====== ENTRIES PROVIDED

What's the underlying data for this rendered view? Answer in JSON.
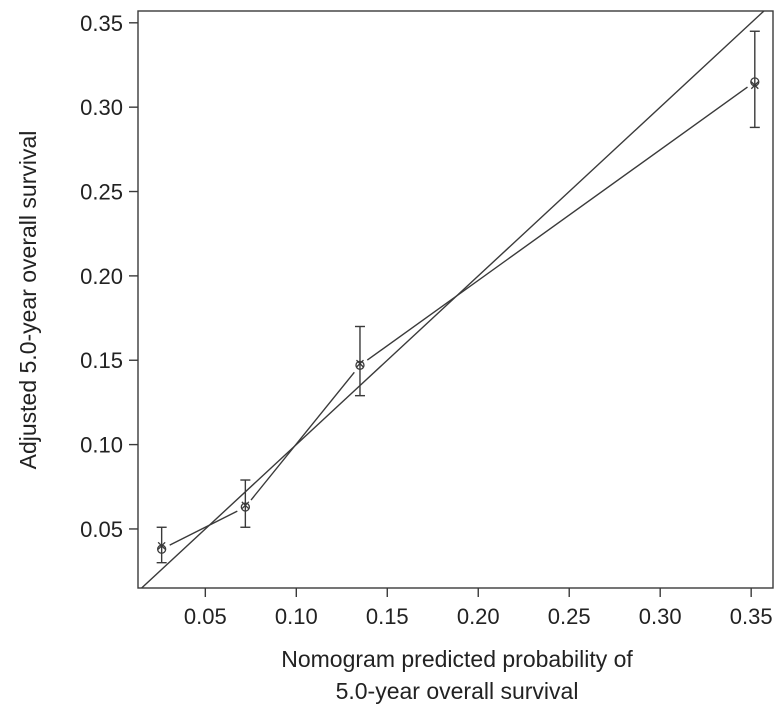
{
  "chart_data": {
    "type": "scatter",
    "title": "",
    "xlabel_lines": [
      "Nomogram predicted probability of",
      "5.0-year overall survival"
    ],
    "ylabel": "Adjusted 5.0-year overall survival",
    "xlim": [
      0.013,
      0.362
    ],
    "ylim": [
      0.015,
      0.357
    ],
    "x_ticks": [
      0.05,
      0.1,
      0.15,
      0.2,
      0.25,
      0.3,
      0.35
    ],
    "x_tick_labels": [
      "0.05",
      "0.10",
      "0.15",
      "0.20",
      "0.25",
      "0.30",
      "0.35"
    ],
    "y_ticks": [
      0.05,
      0.1,
      0.15,
      0.2,
      0.25,
      0.3,
      0.35
    ],
    "y_tick_labels": [
      "0.05",
      "0.10",
      "0.15",
      "0.20",
      "0.25",
      "0.30",
      "0.35"
    ],
    "grid": false,
    "reference_line": "ideal (y = x)",
    "series": [
      {
        "marker": "circle",
        "x": [
          0.026,
          0.072,
          0.135,
          0.352
        ],
        "y": [
          0.038,
          0.063,
          0.147,
          0.315
        ],
        "error_low": [
          0.03,
          0.051,
          0.129,
          0.288
        ],
        "error_high": [
          0.051,
          0.079,
          0.17,
          0.345
        ]
      },
      {
        "marker": "x",
        "x": [
          0.026,
          0.072,
          0.135,
          0.352
        ],
        "y": [
          0.04,
          0.064,
          0.148,
          0.313
        ]
      }
    ]
  }
}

============

**WHAT YOU WILL DO:** Output nothing but the number of lines in the data containing the string "survival".

**EXERCISE ANSWER:** 2